And investors say the wave of refinancing that comes with every decline in Treasury rates can end up self-reinforcing the bond-market rally, creating a feedback loop of buying (yields fall as debt prices rise). Meanwhile, analysts have puzzled over the 10-year yield’s slide since the beginning of the year, with many pointing to technical factors beyond well-cited reasons like global growth worries.

Refinancing can accelerate the slide in Treasury yields in a roundabout way. When homeowners refinance their loans, they are effectively paying off the principal on their loan early. This shortens the maturity of their fixed payments and the mortgage-backed securities that bundle such loans.

But investors holding mortgage-backed bonds lose out as they are forced to reinvest the prepayments at lower rates. To protect against the risk of dwindling incomes from home loans, these investors will often buy Treasurys with extended maturities, pushing their yields lower.

See: What the Fed’s surprise interest rate cut means for mortgage rates

“The 10-year note is the usual hedging vehicle,” Gregory Faranello, head of U.S. rates at AmeriVet Securities, told MarketWatch.

* * * * * * *

Answer these questions from the text on refinancing and Treasury yields:
(a) When homeowners refinance their loans, what are they effectively doing?
(b) What do investors holding mortgage-backed bonds often buy to protect against dwindling incomes from home loans?
(c) According to Gregory Faranello, what is the usual hedging vehicle?
The records come from a different source than the text.

* * * * * * *

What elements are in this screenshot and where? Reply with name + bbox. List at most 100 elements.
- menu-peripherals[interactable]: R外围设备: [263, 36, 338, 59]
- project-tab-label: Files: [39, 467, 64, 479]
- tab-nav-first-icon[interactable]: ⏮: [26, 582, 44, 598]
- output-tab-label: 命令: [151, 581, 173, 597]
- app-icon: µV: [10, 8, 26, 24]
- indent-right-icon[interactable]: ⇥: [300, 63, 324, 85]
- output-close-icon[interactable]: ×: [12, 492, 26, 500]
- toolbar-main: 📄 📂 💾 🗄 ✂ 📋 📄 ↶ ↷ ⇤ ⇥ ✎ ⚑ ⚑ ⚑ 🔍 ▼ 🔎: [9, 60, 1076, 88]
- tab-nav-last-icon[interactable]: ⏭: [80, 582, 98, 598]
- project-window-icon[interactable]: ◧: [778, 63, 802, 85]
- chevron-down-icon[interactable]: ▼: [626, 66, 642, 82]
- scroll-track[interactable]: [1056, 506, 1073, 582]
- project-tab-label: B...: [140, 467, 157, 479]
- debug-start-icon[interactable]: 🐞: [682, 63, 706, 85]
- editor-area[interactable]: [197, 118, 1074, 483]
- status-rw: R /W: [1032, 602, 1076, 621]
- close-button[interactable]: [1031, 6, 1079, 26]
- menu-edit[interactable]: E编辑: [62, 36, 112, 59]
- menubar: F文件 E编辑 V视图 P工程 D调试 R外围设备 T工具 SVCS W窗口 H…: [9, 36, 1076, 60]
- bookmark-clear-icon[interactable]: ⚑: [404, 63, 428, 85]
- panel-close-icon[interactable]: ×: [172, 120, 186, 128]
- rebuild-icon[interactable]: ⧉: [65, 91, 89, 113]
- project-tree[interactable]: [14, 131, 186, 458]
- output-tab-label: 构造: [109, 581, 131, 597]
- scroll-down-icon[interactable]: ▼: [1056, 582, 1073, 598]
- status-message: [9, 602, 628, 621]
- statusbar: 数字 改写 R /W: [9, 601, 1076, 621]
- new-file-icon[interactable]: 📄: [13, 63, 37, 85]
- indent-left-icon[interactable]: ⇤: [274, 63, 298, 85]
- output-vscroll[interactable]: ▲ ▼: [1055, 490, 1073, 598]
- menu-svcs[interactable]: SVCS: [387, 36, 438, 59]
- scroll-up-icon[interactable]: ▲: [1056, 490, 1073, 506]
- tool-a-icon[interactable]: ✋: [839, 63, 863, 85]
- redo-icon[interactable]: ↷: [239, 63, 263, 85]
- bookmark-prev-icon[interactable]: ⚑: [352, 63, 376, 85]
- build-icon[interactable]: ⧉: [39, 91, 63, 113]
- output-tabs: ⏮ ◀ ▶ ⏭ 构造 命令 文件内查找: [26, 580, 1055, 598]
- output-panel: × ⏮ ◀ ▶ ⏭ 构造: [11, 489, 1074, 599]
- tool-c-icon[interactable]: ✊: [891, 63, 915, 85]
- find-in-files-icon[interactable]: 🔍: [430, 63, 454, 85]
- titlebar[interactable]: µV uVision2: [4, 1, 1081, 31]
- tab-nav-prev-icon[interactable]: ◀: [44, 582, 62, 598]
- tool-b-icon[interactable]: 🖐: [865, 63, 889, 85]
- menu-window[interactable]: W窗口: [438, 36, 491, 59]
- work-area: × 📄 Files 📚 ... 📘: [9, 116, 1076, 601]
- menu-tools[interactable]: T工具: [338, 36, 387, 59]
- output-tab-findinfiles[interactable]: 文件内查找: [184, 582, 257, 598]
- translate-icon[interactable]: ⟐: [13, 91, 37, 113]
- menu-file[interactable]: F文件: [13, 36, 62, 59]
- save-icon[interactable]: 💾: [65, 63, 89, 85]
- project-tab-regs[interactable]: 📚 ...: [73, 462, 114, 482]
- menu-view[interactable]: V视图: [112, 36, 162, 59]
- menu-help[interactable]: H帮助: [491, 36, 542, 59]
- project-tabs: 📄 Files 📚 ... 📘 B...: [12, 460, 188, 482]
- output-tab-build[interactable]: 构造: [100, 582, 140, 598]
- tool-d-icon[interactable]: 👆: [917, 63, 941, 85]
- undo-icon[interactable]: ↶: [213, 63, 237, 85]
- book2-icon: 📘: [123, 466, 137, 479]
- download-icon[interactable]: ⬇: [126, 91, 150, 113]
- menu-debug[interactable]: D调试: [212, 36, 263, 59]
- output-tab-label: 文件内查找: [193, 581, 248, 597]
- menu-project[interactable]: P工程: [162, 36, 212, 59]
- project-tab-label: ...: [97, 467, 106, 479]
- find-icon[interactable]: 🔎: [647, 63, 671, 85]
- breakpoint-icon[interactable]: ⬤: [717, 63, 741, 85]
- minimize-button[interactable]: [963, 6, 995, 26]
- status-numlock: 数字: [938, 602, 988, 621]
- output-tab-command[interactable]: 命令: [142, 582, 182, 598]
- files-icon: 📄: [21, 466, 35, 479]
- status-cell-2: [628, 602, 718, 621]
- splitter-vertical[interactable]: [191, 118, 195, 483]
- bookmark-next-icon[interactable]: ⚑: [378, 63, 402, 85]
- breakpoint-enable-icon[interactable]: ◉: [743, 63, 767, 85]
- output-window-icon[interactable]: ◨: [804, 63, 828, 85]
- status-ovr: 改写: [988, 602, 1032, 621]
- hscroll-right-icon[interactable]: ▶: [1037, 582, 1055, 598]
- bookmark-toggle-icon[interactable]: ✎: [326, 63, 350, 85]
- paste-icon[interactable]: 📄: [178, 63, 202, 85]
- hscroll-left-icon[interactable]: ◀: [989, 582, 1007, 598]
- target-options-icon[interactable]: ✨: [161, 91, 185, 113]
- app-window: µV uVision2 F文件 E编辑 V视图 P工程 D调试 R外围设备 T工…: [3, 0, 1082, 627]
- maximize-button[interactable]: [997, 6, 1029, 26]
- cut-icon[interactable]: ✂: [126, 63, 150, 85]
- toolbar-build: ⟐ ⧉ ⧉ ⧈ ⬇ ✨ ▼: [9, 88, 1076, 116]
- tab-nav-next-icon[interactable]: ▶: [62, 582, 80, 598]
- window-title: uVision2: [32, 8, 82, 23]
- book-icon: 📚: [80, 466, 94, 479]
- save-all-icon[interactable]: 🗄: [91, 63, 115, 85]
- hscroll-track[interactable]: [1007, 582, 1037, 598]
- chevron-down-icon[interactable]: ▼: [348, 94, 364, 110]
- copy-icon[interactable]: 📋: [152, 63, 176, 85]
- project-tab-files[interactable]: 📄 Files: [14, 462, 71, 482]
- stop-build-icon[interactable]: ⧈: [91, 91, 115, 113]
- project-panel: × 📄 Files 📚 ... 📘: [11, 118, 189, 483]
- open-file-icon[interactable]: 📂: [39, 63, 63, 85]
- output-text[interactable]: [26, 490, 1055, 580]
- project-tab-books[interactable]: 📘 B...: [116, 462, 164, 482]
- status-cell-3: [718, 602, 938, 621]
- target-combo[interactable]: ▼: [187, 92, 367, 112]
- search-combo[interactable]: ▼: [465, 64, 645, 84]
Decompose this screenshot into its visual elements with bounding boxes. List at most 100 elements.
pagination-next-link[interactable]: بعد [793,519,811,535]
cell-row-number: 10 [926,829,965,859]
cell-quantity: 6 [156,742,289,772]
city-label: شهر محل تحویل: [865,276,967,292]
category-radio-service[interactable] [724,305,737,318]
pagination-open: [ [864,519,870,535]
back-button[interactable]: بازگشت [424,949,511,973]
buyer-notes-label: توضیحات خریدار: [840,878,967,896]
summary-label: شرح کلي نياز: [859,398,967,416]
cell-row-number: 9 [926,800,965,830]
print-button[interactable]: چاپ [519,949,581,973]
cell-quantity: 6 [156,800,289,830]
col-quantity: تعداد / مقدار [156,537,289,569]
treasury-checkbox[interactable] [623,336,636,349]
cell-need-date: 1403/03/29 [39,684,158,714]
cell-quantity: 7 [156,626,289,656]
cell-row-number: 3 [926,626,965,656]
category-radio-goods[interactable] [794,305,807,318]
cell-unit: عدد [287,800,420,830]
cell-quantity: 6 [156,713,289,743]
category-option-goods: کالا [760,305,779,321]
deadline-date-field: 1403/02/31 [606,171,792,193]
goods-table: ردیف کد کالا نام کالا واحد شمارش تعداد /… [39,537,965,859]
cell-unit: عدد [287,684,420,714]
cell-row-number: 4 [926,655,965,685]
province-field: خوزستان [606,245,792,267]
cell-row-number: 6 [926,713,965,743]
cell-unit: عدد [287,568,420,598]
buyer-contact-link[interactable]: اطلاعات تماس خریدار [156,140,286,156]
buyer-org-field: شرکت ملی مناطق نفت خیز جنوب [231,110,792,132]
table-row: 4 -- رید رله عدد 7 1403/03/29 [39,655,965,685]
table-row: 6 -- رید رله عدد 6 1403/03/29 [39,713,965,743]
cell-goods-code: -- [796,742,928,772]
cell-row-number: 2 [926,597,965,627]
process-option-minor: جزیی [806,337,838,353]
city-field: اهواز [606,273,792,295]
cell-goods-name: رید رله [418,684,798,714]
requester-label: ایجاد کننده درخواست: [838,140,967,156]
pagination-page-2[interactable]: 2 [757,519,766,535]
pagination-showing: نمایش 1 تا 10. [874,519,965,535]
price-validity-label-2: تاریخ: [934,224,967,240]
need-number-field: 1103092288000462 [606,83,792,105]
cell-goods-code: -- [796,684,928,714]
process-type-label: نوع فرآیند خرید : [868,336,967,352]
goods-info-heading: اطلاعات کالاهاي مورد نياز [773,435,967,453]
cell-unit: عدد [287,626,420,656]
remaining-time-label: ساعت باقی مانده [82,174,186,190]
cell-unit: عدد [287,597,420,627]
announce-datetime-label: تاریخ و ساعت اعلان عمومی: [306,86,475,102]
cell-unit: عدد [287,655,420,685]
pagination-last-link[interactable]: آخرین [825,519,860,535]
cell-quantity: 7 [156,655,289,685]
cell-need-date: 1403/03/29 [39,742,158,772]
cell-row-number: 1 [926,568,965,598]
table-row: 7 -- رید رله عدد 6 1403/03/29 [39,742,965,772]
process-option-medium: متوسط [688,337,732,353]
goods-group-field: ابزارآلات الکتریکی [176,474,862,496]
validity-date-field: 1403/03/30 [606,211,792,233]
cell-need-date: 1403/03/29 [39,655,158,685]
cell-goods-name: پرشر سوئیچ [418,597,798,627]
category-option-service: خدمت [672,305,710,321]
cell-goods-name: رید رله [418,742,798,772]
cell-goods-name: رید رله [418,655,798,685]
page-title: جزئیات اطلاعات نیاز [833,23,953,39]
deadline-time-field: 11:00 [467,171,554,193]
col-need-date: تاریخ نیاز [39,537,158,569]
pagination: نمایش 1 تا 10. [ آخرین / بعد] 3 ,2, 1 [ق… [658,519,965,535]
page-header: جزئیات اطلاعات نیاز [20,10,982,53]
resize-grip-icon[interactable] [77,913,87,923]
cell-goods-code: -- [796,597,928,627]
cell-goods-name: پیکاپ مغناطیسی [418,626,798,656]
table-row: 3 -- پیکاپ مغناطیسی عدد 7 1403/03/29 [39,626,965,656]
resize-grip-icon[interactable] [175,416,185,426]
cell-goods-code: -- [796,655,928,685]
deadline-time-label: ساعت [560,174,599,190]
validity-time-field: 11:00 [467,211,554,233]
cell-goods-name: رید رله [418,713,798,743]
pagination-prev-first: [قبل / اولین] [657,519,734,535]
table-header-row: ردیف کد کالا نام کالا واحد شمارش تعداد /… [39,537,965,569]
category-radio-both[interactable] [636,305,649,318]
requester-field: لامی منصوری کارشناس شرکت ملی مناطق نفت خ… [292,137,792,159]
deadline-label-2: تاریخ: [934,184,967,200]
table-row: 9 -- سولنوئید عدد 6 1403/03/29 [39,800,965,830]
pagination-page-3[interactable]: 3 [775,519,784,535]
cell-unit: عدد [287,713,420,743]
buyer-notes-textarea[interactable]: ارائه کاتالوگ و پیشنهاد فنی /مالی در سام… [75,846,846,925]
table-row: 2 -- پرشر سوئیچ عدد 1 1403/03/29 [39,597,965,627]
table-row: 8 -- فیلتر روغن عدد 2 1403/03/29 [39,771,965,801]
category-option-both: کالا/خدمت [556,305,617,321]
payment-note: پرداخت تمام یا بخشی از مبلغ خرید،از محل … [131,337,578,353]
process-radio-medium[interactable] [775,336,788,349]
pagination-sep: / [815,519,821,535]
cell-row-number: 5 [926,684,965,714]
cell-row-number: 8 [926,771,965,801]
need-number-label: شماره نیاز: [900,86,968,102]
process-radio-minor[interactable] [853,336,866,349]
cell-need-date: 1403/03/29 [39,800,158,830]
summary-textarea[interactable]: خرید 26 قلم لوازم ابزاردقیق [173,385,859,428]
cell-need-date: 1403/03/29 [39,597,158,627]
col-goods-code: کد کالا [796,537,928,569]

* * * * * * *

Answer to this exercise.
(a) Paying off the principal on their loan early.
(b) Treasurys with extended maturities.
(c) The 10-year note.